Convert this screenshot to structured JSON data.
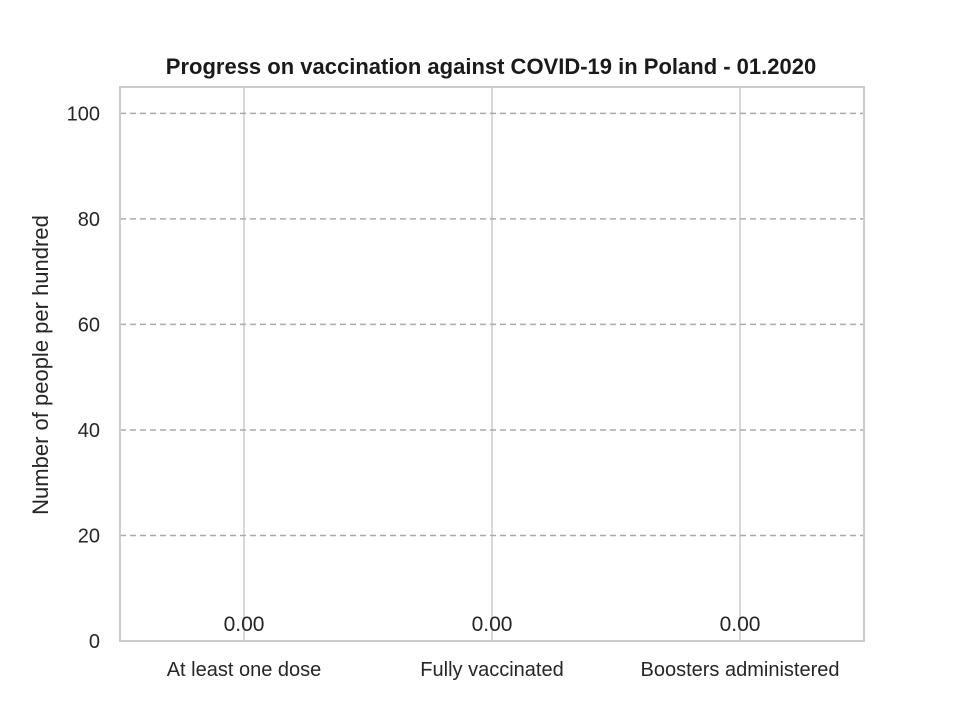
{
  "chart_data": {
    "type": "bar",
    "title": "Progress on vaccination against COVID-19 in Poland - 01.2020",
    "xlabel": "",
    "ylabel": "Number of people per hundred",
    "categories": [
      "At least one dose",
      "Fully vaccinated",
      "Boosters administered"
    ],
    "values": [
      0,
      0,
      0
    ],
    "data_labels": [
      "0.00",
      "0.00",
      "0.00"
    ],
    "ylim": [
      0,
      105
    ],
    "yticks": [
      0,
      20,
      40,
      60,
      80,
      100
    ],
    "grid": {
      "horizontal": "dashed",
      "vertical": "solid"
    },
    "colors": {
      "grid_horizontal": "#aaaaaa",
      "grid_vertical": "#cccccc",
      "frame": "#cccccc",
      "text": "#262626"
    }
  }
}
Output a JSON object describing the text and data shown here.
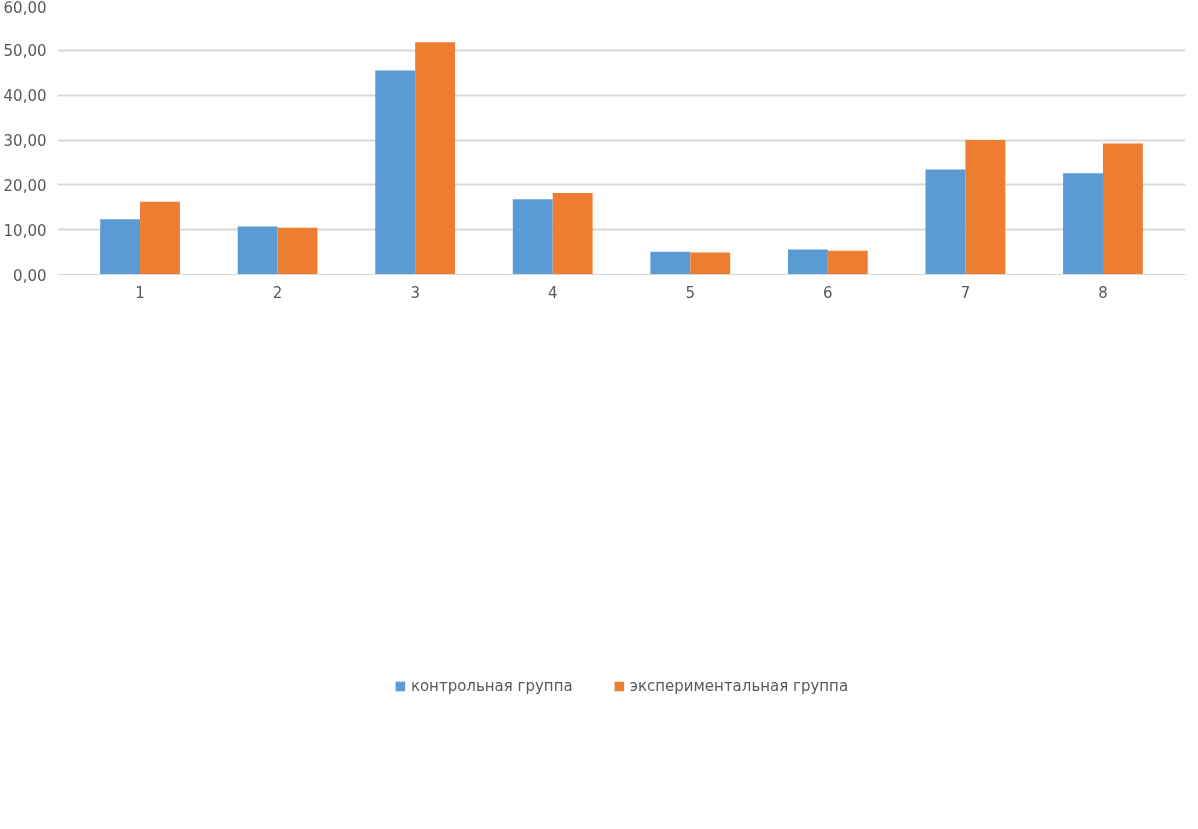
{
  "chart_data": {
    "type": "bar",
    "categories": [
      "1",
      "2",
      "3",
      "4",
      "5",
      "6",
      "7",
      "8"
    ],
    "series": [
      {
        "name": "контрольная группа",
        "color": "#5b9bd5",
        "values": [
          12.3,
          10.7,
          45.5,
          16.8,
          5.1,
          5.6,
          23.4,
          22.6
        ]
      },
      {
        "name": "экспериментальная группа",
        "color": "#ed7d31",
        "values": [
          16.2,
          10.4,
          51.8,
          18.2,
          4.9,
          5.3,
          30.0,
          29.2
        ]
      }
    ],
    "ylim": [
      0,
      60
    ],
    "yticks": [
      {
        "value": 0,
        "label": "0,00"
      },
      {
        "value": 10,
        "label": "10,00"
      },
      {
        "value": 20,
        "label": "20,00"
      },
      {
        "value": 30,
        "label": "30,00"
      },
      {
        "value": 40,
        "label": "40,00"
      },
      {
        "value": 50,
        "label": "50,00"
      },
      {
        "value": 60,
        "label": "60,00"
      }
    ],
    "grid": "y",
    "legend": "bottom"
  }
}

::::

> STATED PROBLEM:
Establish how many lines of the material above hold the word "name". Nothing but the count should be returned.

> TASK RESULT:
2